==== The data ====

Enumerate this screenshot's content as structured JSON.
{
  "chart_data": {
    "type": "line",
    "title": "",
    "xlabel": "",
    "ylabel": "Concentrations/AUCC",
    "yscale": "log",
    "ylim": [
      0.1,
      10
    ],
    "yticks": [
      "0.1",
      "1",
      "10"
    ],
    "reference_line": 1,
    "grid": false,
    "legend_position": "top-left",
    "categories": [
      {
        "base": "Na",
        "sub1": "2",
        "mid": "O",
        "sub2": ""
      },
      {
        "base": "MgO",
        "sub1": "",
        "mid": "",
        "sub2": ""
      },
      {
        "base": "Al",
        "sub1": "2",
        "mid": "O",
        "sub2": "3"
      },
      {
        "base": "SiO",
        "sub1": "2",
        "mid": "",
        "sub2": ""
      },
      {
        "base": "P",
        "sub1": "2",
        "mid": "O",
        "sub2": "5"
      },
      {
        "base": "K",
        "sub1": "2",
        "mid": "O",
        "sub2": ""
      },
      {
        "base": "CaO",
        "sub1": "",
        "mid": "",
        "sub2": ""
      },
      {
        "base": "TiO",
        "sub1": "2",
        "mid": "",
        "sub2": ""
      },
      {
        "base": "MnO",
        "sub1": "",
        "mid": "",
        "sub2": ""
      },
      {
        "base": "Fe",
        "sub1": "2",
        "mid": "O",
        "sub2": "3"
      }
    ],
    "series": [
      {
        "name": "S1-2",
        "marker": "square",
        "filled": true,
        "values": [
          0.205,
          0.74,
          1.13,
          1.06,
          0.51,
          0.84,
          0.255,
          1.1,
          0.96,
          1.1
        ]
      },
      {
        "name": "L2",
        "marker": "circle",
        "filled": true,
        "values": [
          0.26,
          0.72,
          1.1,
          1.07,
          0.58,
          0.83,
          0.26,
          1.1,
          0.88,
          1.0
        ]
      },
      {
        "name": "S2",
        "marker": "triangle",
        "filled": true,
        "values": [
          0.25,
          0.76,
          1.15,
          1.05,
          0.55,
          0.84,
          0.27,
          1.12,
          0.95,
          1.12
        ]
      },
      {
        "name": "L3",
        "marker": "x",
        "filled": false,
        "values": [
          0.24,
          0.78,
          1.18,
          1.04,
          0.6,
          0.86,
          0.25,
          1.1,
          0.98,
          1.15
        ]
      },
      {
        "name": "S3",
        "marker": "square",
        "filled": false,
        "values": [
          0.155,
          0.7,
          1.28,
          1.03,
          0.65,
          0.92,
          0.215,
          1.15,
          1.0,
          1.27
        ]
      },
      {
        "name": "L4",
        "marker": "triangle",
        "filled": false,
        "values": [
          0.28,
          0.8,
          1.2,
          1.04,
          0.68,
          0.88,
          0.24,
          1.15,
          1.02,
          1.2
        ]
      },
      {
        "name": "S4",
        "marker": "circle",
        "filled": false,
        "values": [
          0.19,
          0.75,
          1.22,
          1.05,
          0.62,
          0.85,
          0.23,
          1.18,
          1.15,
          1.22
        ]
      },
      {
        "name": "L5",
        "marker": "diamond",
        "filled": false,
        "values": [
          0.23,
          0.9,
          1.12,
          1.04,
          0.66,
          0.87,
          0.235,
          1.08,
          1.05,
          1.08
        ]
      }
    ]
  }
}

====

## Objective:
Count the lines above that contain the word "base", and give only that number.

## Written reply:
10